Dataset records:

════════════════════

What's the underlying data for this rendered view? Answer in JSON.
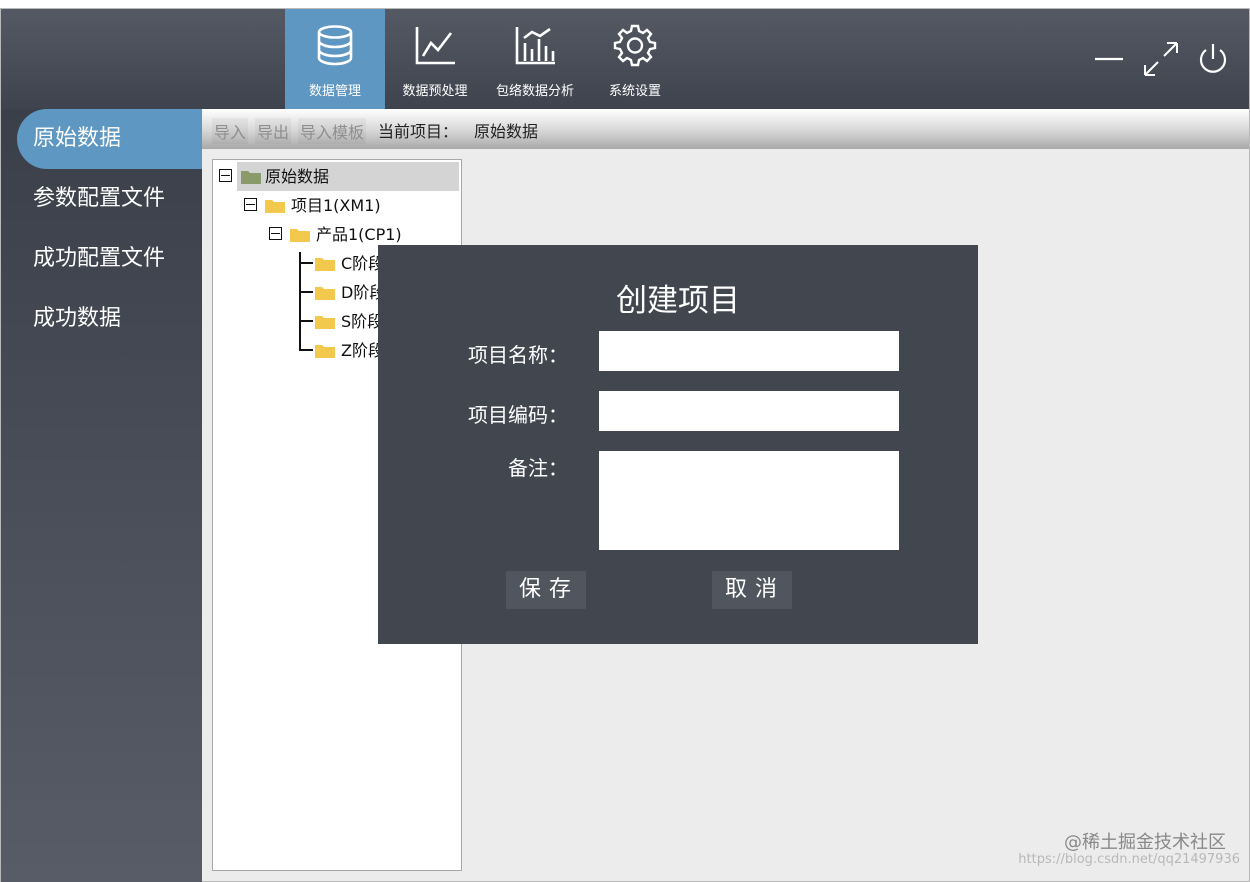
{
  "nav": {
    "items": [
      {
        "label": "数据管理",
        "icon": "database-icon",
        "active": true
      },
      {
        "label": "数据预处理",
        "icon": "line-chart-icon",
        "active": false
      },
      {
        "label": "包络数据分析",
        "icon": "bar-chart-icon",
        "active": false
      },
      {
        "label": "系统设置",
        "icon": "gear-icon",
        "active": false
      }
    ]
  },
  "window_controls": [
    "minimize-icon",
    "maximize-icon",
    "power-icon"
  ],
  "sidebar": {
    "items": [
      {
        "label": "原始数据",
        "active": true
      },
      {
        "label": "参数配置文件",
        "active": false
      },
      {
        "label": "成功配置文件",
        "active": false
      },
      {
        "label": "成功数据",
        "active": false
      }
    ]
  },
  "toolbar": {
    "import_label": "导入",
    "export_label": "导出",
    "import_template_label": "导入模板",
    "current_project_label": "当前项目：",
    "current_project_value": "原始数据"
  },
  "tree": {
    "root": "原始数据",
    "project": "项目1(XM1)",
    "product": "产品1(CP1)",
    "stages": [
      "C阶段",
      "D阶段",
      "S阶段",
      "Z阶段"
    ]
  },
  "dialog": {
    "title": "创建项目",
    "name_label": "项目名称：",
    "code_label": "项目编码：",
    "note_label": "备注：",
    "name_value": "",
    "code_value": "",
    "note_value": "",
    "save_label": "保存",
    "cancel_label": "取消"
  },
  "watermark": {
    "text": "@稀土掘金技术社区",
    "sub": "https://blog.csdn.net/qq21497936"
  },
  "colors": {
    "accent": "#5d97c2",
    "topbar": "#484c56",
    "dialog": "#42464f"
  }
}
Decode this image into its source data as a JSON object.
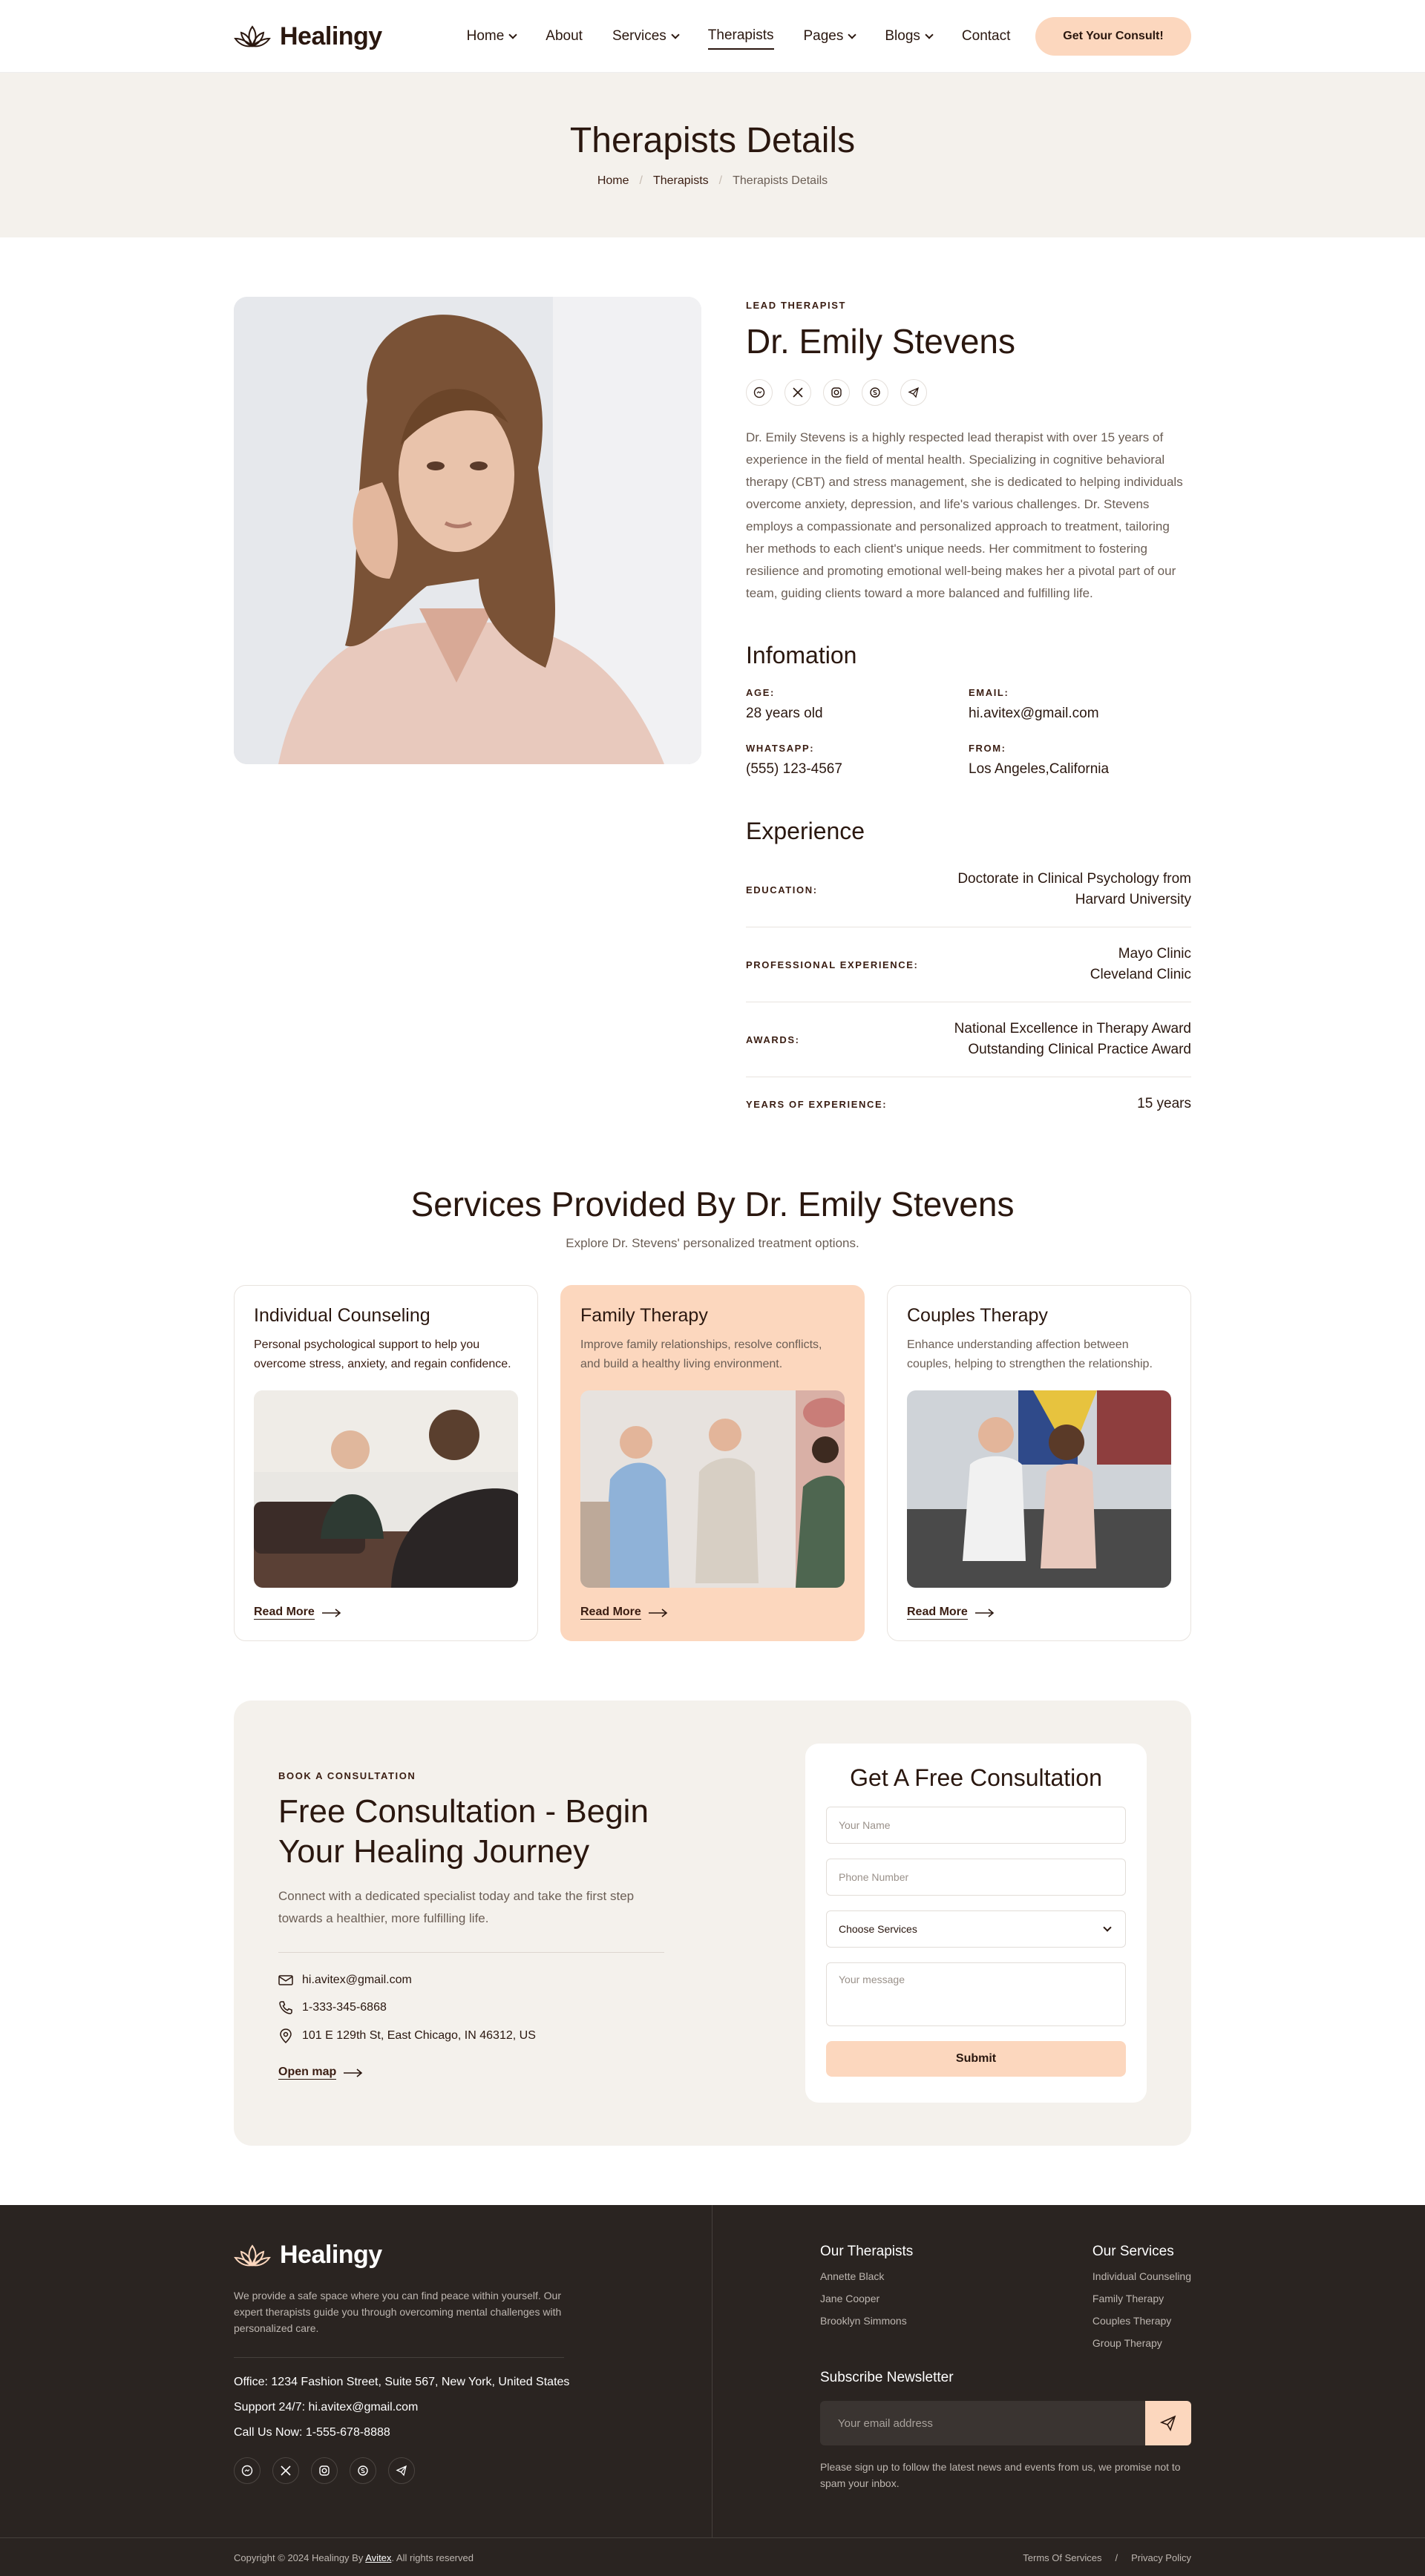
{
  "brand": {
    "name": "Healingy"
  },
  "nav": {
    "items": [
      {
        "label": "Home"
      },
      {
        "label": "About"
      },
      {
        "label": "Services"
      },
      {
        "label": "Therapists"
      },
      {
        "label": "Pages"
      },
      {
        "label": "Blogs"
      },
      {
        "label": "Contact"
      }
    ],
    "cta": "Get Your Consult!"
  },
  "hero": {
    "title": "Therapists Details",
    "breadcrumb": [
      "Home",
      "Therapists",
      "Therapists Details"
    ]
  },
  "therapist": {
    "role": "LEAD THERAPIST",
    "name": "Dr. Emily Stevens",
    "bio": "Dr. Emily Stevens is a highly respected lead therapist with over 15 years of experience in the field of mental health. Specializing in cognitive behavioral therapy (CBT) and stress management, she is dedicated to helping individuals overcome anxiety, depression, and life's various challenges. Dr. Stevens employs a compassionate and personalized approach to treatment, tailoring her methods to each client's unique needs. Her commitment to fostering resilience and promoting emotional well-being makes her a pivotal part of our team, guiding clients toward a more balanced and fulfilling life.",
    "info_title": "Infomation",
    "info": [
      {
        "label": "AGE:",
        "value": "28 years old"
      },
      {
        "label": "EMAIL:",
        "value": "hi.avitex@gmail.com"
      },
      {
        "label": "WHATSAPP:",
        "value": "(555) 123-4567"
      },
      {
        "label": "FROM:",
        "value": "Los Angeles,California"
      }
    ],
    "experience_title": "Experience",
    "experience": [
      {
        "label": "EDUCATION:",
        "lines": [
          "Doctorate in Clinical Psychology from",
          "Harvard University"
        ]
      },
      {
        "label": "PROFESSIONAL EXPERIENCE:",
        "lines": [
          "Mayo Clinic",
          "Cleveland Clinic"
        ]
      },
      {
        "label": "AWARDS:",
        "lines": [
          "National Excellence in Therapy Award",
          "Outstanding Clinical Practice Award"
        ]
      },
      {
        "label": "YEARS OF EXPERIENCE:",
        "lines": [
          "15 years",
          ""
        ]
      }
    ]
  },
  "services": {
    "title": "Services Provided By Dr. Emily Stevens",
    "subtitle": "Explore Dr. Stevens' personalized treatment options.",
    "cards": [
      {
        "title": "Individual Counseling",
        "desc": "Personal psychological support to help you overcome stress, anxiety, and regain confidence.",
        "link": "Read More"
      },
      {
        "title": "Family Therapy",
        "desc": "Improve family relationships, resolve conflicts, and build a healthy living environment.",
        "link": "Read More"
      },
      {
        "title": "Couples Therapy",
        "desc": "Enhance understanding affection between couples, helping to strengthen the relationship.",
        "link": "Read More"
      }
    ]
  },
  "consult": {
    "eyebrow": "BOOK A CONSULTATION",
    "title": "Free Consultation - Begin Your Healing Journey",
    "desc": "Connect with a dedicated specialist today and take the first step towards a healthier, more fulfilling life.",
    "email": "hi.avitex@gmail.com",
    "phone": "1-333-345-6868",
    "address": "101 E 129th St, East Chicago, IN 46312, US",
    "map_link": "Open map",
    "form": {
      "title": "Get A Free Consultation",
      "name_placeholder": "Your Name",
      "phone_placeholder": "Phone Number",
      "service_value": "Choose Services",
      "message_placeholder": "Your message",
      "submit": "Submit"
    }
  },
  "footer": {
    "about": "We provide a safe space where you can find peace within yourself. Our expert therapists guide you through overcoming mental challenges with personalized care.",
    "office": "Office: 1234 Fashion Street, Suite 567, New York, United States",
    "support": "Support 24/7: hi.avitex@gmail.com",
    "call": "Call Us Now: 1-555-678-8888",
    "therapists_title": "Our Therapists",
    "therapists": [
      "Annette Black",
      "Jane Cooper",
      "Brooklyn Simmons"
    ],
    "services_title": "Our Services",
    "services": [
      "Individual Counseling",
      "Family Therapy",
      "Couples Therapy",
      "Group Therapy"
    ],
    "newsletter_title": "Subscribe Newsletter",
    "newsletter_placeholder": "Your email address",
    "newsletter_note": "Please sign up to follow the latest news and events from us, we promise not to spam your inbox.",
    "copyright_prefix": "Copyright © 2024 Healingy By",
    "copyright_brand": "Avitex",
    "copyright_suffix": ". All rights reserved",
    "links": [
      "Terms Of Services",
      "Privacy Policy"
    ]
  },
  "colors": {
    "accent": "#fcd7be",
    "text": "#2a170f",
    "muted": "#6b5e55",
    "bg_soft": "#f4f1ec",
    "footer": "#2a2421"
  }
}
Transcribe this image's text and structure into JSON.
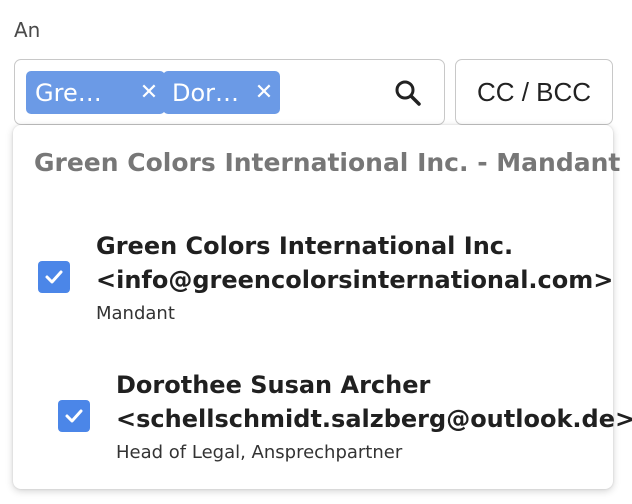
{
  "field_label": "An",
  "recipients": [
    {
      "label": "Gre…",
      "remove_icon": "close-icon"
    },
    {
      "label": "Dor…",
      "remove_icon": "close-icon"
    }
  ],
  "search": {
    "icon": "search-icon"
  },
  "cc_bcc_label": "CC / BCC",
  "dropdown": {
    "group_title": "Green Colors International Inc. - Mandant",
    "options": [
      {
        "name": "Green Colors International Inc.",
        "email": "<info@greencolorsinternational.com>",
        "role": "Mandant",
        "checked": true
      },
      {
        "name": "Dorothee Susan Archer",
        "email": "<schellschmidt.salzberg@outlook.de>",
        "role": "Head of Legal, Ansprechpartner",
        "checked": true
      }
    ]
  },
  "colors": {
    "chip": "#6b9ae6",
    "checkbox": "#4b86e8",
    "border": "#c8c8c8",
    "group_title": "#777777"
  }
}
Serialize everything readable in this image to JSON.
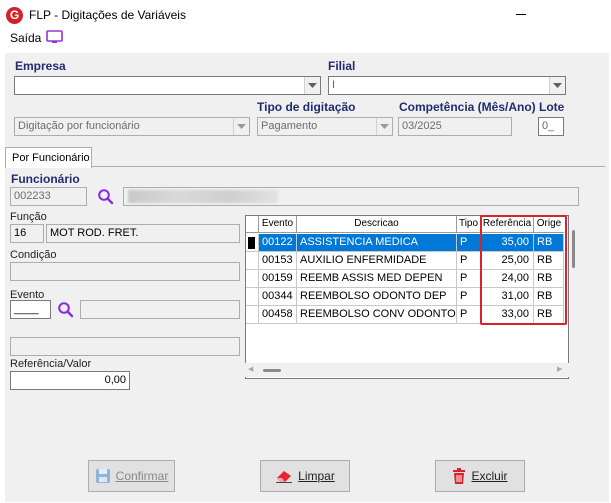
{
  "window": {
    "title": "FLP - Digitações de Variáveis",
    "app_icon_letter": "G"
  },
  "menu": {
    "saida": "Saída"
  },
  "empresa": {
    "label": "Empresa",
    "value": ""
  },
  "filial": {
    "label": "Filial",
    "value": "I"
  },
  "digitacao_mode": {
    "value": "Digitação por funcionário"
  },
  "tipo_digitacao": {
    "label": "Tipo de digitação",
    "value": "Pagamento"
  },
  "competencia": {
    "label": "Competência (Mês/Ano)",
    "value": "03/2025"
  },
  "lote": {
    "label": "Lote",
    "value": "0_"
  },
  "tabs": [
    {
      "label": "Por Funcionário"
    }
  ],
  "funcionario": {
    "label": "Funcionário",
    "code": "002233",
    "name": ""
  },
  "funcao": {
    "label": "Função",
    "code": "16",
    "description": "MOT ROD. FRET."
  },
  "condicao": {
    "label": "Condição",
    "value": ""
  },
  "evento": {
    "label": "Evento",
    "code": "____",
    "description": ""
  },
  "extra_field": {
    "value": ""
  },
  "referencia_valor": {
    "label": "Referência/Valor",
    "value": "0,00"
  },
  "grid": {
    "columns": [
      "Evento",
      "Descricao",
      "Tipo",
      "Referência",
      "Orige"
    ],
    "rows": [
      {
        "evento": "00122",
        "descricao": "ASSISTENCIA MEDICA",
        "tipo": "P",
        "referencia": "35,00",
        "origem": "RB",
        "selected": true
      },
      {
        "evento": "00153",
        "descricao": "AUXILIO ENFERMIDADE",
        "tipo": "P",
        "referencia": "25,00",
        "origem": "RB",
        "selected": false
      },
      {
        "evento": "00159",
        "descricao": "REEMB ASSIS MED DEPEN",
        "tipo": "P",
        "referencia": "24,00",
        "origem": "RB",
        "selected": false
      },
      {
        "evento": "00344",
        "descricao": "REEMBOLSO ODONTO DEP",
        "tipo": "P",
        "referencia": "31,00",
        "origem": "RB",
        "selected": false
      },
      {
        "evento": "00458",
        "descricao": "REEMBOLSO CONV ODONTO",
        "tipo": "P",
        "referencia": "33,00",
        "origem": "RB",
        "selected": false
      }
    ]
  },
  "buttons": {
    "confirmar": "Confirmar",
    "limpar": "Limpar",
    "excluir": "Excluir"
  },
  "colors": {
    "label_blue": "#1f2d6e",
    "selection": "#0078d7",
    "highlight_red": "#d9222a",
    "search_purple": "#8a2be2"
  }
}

════════════════════

Give the count of lines containing "image", with no added text.

3